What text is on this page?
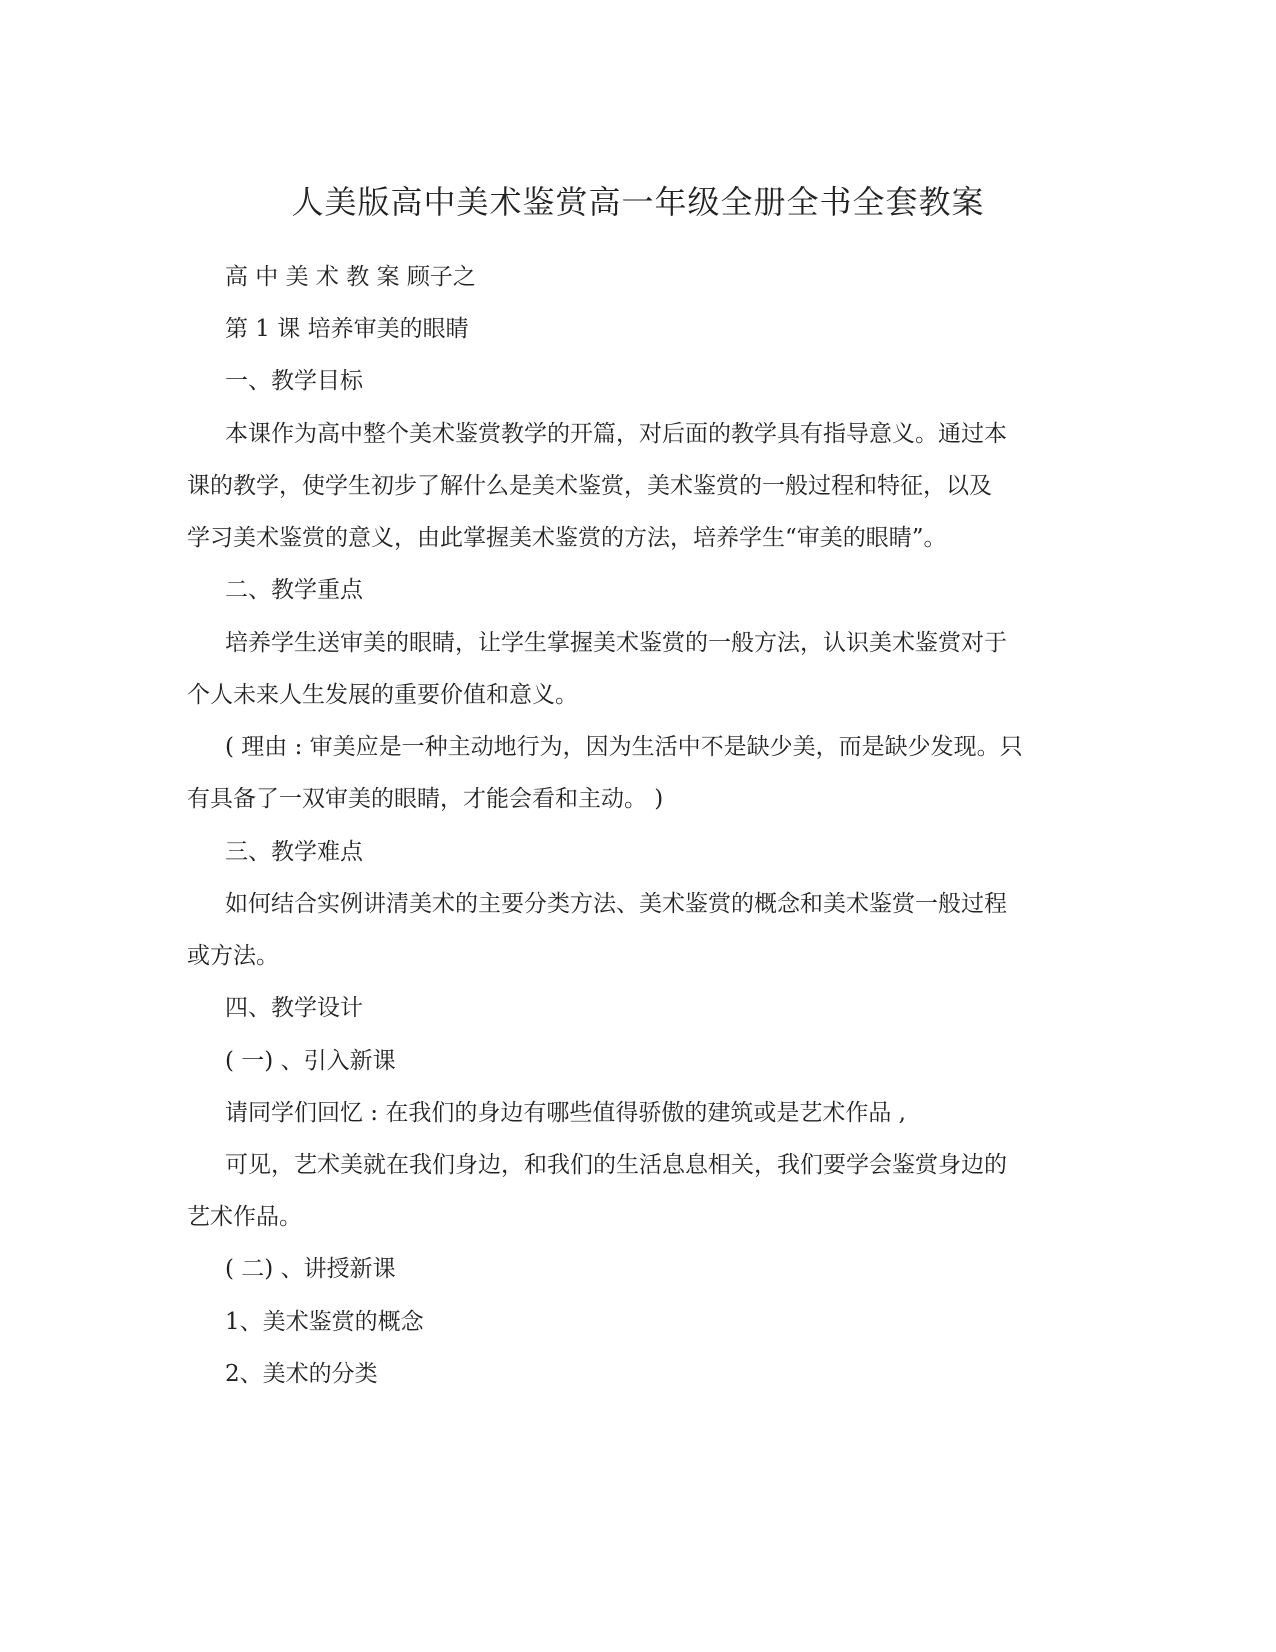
人美版高中美术鉴赏高一年级全册全书全套教案
高 中 美 术 教 案 顾子之
第 1 课 培养审美的眼睛
一、教学目标
本课作为高中整个美术鉴赏教学的开篇，对后面的教学具有指导意义。通过本
课的教学，使学生初步了解什么是美术鉴赏，美术鉴赏的一般过程和特征，以及
学习美术鉴赏的意义，由此掌握美术鉴赏的方法，培养学生“审美的眼睛”。
二、教学重点
培养学生送审美的眼睛，让学生掌握美术鉴赏的一般方法，认识美术鉴赏对于
个人未来人生发展的重要价值和意义。
( 理由 : 审美应是一种主动地行为，因为生活中不是缺少美，而是缺少发现。只
有具备了一双审美的眼睛，才能会看和主动。 )
三、教学难点
如何结合实例讲清美术的主要分类方法、美术鉴赏的概念和美术鉴赏一般过程
或方法。
四、教学设计
( 一) 、引入新课
请同学们回忆 : 在我们的身边有哪些值得骄傲的建筑或是艺术作品 ,
可见，艺术美就在我们身边，和我们的生活息息相关，我们要学会鉴赏身边的
艺术作品。
( 二) 、讲授新课
1、美术鉴赏的概念
2、美术的分类
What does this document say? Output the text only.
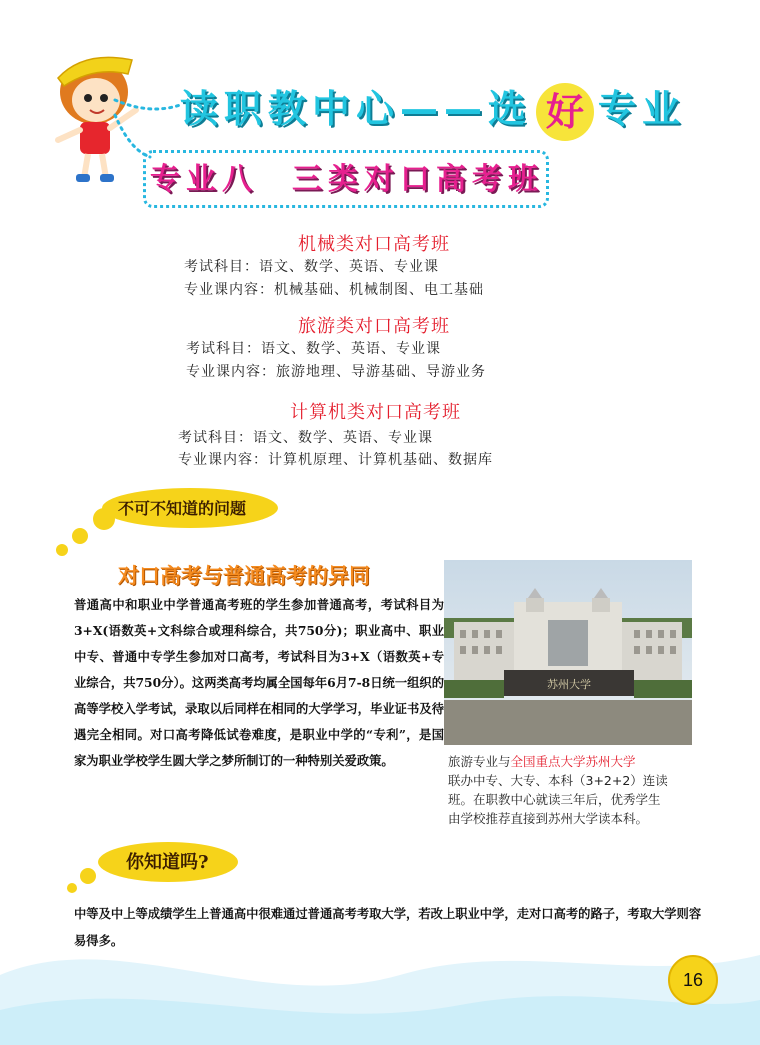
读职教中心——选 好 专业
专业八 三类对口高考班
机械类对口高考班
考试科目：语文、数学、英语、专业课
专业课内容：机械基础、机械制图、电工基础
旅游类对口高考班
考试科目：语文、数学、英语、专业课
专业课内容：旅游地理、导游基础、导游业务
计算机类对口高考班
考试科目：语文、数学、英语、专业课
专业课内容：计算机原理、计算机基础、数据库
不可不知道的问题
对口高考与普通高考的异同
普通高中和职业中学普通高考班的学生参加普通高考，考试科目为3+X(语数英+文科综合或理科综合，共750分)；职业高中、职业中专、普通中专学生参加对口高考，考试科目为3+X（语数英+专业综合，共750分）。这两类高考均属全国每年6月7-8日统一组织的高等学校入学考试，录取以后同样在相同的大学学习，毕业证书及待遇完全相同。对口高考降低试卷难度，是职业中学的“专利”，是国家为职业学校学生圆大学之梦所制订的一种特别关爱政策。
苏州大学
旅游专业与全国重点大学苏州大学
联办中专、大专、本科（3+2+2）连读
班。在职教中心就读三年后，优秀学生
由学校推荐直接到苏州大学读本科。
你知道吗?
中等及中上等成绩学生上普通高中很难通过普通高考考取大学，若改上职业中学，走对口高考的路子，考取大学则容易得多。
16
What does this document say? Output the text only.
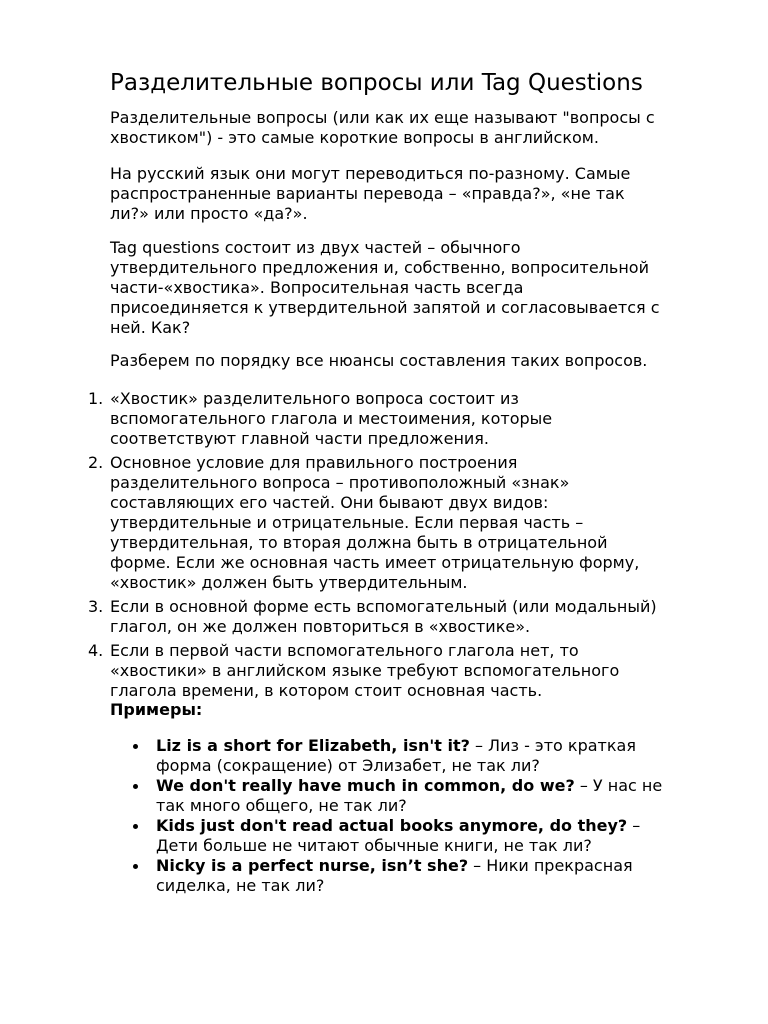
Разделительные вопросы или Tag Questions

Разделительные вопросы (или как их еще называют "вопросы с
хвостиком") - это самые короткие вопросы в английском.

На русский язык они могут переводиться по-разному. Самые
распространенные варианты перевода – «правда?», «не так
ли?» или просто «да?».

Tag questions состоит из двух частей – обычного
утвердительного предложения и, собственно, вопросительной
части-«хвостика». Вопросительная часть всегда
присоединяется к утвердительной запятой и согласовывается с
ней. Как?

Разберем по порядку все нюансы составления таких вопросов.

1. «Хвостик» разделительного вопроса состоит из
вспомогательного глагола и местоимения, которые
соответствуют главной части предложения.
2. Основное условие для правильного построения
разделительного вопроса – противоположный «знак»
составляющих его частей. Они бывают двух видов:
утвердительные и отрицательные. Если первая часть –
утвердительная, то вторая должна быть в отрицательной
форме. Если же основная часть имеет отрицательную форму,
«хвостик» должен быть утвердительным.
3. Если в основной форме есть вспомогательный (или модальный)
глагол, он же должен повториться в «хвостике».
4. Если в первой части вспомогательного глагола нет, то
«хвостики» в английском языке требуют вспомогательного
глагола времени, в котором стоит основная часть.

Примеры:

Liz is a short for Elizabeth, isn't it? – Лиз - это краткая
форма (сокращение) от Элизабет, не так ли?
We don't really have much in common, do we? – У нас не
так много общего, не так ли?
Kids just don't read actual books anymore, do they? –
Дети больше не читают обычные книги, не так ли?
Nicky is a perfect nurse, isn’t she? – Ники прекрасная
сиделка, не так ли?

══════

Goal
Exclude every picture and copy the remaining data exactly.

The solution
What text is on this page?
人美版高中美术鉴赏高一年级全册全书全套教案
高 中 美 术 教 案 顾子之
第 1 课 培养审美的眼睛
一、教学目标
本课作为高中整个美术鉴赏教学的开篇，对后面的教学具有指导意义。通过本
课的教学，使学生初步了解什么是美术鉴赏，美术鉴赏的一般过程和特征，以及
学习美术鉴赏的意义，由此掌握美术鉴赏的方法，培养学生“审美的眼睛”。
二、教学重点
培养学生送审美的眼睛，让学生掌握美术鉴赏的一般方法，认识美术鉴赏对于
个人未来人生发展的重要价值和意义。
( 理由 : 审美应是一种主动地行为，因为生活中不是缺少美，而是缺少发现。只
有具备了一双审美的眼睛，才能会看和主动。 )
三、教学难点
如何结合实例讲清美术的主要分类方法、美术鉴赏的概念和美术鉴赏一般过程
或方法。
四、教学设计
( 一) 、引入新课
请同学们回忆 : 在我们的身边有哪些值得骄傲的建筑或是艺术作品 ,
可见，艺术美就在我们身边，和我们的生活息息相关，我们要学会鉴赏身边的
艺术作品。
( 二) 、讲授新课
1、美术鉴赏的概念
2、美术的分类
What does this document say? Output the text only.
读职教中心——选 好 专业
专业八 三类对口高考班
机械类对口高考班
考试科目：语文、数学、英语、专业课
专业课内容：机械基础、机械制图、电工基础
旅游类对口高考班
考试科目：语文、数学、英语、专业课
专业课内容：旅游地理、导游基础、导游业务
计算机类对口高考班
考试科目：语文、数学、英语、专业课
专业课内容：计算机原理、计算机基础、数据库
不可不知道的问题
对口高考与普通高考的异同
普通高中和职业中学普通高考班的学生参加普通高考，考试科目为3+X(语数英+文科综合或理科综合，共750分)；职业高中、职业中专、普通中专学生参加对口高考，考试科目为3+X（语数英+专业综合，共750分）。这两类高考均属全国每年6月7-8日统一组织的高等学校入学考试，录取以后同样在相同的大学学习，毕业证书及待遇完全相同。对口高考降低试卷难度，是职业中学的“专利”，是国家为职业学校学生圆大学之梦所制订的一种特别关爱政策。
苏州大学
旅游专业与全国重点大学苏州大学
联办中专、大专、本科（3+2+2）连读
班。在职教中心就读三年后，优秀学生
由学校推荐直接到苏州大学读本科。
你知道吗?
中等及中上等成绩学生上普通高中很难通过普通高考考取大学，若改上职业中学，走对口高考的路子，考取大学则容易得多。
16
What does this document say? Output the text only.
Разделительные вопросы или Tag Questions

Разделительные вопросы (или как их еще называют "вопросы с
хвостиком") - это самые короткие вопросы в английском.

На русский язык они могут переводиться по-разному. Самые
распространенные варианты перевода – «правда?», «не так
ли?» или просто «да?».

Tag questions состоит из двух частей – обычного
утвердительного предложения и, собственно, вопросительной
части-«хвостика». Вопросительная часть всегда
присоединяется к утвердительной запятой и согласовывается с
ней. Как?

Разберем по порядку все нюансы составления таких вопросов.

1. «Хвостик» разделительного вопроса состоит из
вспомогательного глагола и местоимения, которые
соответствуют главной части предложения.
2. Основное условие для правильного построения
разделительного вопроса – противоположный «знак»
составляющих его частей. Они бывают двух видов:
утвердительные и отрицательные. Если первая часть –
утвердительная, то вторая должна быть в отрицательной
форме. Если же основная часть имеет отрицательную форму,
«хвостик» должен быть утвердительным.
3. Если в основной форме есть вспомогательный (или модальный)
глагол, он же должен повториться в «хвостике».
4. Если в первой части вспомогательного глагола нет, то
«хвостики» в английском языке требуют вспомогательного
глагола времени, в котором стоит основная часть.

Примеры:

Liz is a short for Elizabeth, isn't it? – Лиз - это краткая
форма (сокращение) от Элизабет, не так ли?
We don't really have much in common, do we? – У нас не
так много общего, не так ли?
Kids just don't read actual books anymore, do they? –
Дети больше не читают обычные книги, не так ли?
Nicky is a perfect nurse, isn’t she? – Ники прекрасная
сиделка, не так ли?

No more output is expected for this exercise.